THE REQUEST:
Find every line with the word "katta". Copy those lines.

Dataset records:
--------------------------------

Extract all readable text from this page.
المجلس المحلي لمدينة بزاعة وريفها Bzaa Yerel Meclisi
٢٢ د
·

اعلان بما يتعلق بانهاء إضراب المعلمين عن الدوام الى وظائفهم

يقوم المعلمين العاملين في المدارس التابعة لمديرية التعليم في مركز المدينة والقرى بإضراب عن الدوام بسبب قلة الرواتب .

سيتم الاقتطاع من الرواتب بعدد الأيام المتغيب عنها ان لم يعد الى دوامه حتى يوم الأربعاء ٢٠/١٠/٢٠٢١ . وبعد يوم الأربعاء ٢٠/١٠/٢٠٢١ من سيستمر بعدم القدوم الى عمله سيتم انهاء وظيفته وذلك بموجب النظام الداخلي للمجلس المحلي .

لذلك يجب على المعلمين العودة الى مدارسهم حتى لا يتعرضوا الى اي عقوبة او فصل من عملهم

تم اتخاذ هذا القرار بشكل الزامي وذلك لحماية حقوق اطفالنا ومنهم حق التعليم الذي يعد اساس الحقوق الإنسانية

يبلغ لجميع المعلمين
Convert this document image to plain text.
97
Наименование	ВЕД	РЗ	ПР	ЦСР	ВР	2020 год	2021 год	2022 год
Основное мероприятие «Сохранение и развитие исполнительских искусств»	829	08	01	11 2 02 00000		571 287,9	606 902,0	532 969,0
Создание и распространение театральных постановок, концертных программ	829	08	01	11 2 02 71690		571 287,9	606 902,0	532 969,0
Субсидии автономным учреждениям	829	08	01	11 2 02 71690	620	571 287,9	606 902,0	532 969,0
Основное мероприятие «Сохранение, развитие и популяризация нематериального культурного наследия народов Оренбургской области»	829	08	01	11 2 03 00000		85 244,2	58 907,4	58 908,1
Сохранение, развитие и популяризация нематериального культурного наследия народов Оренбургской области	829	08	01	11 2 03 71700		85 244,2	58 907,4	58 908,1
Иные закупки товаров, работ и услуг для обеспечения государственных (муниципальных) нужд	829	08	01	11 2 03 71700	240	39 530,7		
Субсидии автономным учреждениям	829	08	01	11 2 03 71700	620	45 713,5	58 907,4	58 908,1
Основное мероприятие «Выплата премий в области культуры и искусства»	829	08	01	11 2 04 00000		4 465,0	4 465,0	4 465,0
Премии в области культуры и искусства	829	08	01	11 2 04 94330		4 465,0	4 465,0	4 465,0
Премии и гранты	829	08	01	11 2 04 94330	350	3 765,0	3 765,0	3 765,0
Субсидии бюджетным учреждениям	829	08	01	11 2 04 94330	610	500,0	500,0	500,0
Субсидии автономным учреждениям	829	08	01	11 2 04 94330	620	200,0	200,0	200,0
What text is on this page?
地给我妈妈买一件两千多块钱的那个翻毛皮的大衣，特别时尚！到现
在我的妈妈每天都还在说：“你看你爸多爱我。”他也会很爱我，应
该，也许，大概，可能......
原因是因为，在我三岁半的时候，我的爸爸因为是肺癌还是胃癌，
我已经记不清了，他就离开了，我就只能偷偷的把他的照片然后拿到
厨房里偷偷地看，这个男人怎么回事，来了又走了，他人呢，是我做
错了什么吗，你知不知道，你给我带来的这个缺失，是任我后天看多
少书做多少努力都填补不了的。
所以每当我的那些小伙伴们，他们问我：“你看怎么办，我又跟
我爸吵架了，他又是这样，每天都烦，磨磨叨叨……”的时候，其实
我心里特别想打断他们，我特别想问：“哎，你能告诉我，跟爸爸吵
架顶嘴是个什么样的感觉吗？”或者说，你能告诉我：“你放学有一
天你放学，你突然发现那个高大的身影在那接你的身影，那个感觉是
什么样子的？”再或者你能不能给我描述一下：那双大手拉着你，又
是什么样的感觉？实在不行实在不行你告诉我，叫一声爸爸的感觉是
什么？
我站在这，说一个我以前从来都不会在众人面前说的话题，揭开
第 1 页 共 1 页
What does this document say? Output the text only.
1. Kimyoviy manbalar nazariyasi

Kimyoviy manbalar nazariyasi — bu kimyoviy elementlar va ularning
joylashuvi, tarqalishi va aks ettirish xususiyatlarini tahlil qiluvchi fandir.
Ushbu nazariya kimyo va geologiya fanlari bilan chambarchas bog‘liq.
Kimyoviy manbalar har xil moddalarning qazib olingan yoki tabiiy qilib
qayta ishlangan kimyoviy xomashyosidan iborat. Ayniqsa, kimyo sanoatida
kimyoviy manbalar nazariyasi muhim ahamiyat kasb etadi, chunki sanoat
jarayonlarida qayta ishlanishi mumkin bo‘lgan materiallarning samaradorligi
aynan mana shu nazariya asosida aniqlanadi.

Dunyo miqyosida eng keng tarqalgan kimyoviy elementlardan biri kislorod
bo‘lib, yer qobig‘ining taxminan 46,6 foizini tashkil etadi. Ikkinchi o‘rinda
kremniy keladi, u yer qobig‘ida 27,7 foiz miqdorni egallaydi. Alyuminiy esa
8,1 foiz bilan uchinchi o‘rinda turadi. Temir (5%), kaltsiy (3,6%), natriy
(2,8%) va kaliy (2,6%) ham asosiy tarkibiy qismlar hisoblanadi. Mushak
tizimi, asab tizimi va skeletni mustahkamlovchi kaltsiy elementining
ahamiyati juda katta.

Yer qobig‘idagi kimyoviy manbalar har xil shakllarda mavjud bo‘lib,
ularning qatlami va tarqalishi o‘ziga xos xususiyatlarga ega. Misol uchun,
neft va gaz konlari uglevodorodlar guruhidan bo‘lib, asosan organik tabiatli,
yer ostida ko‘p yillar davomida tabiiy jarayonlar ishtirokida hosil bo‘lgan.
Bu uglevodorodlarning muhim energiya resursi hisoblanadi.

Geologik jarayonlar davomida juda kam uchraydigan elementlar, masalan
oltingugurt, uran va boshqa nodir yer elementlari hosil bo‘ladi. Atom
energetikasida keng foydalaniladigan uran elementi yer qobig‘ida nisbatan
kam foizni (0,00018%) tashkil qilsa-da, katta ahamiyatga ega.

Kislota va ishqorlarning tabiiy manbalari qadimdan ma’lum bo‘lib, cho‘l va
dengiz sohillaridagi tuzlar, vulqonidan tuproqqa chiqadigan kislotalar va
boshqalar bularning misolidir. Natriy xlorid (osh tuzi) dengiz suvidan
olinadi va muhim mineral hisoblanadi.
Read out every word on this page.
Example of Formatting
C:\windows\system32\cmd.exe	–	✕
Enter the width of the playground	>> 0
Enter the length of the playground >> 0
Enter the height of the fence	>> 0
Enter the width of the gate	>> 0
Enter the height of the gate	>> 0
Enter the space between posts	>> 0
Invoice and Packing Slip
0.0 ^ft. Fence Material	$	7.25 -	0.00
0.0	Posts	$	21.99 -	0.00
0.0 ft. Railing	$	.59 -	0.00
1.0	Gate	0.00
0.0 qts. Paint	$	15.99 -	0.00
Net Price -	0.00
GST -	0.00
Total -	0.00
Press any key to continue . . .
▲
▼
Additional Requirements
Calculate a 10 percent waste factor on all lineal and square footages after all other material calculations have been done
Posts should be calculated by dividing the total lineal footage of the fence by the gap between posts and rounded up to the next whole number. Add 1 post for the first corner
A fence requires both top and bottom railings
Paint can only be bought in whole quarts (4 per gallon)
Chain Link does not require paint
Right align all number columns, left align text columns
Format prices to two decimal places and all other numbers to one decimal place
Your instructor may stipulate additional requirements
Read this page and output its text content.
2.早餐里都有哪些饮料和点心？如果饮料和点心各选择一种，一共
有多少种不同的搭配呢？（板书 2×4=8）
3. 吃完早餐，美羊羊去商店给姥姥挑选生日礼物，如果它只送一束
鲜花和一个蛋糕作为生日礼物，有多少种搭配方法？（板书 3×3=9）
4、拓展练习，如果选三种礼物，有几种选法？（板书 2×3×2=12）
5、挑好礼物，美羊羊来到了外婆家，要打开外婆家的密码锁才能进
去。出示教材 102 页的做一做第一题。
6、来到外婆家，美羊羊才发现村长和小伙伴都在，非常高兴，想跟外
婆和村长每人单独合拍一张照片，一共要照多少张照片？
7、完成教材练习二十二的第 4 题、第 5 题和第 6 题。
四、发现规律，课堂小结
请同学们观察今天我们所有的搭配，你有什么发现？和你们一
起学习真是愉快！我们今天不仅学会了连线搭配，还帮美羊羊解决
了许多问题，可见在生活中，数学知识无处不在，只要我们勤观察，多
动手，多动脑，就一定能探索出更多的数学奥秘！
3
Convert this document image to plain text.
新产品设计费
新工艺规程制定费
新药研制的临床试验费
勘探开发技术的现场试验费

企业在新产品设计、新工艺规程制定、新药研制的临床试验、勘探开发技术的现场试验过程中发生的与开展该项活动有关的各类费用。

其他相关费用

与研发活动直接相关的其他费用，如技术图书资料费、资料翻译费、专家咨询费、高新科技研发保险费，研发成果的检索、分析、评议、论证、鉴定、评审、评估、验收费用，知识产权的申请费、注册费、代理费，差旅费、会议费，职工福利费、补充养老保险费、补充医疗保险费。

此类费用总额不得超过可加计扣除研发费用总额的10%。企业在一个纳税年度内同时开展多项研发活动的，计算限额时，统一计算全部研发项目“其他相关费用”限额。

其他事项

--------------------------------

PROBLEM SOLUTION:
ahamiyati juda katta.
kam foizni (0,00018%) tashkil qilsa-da, katta ahamiyatga ega.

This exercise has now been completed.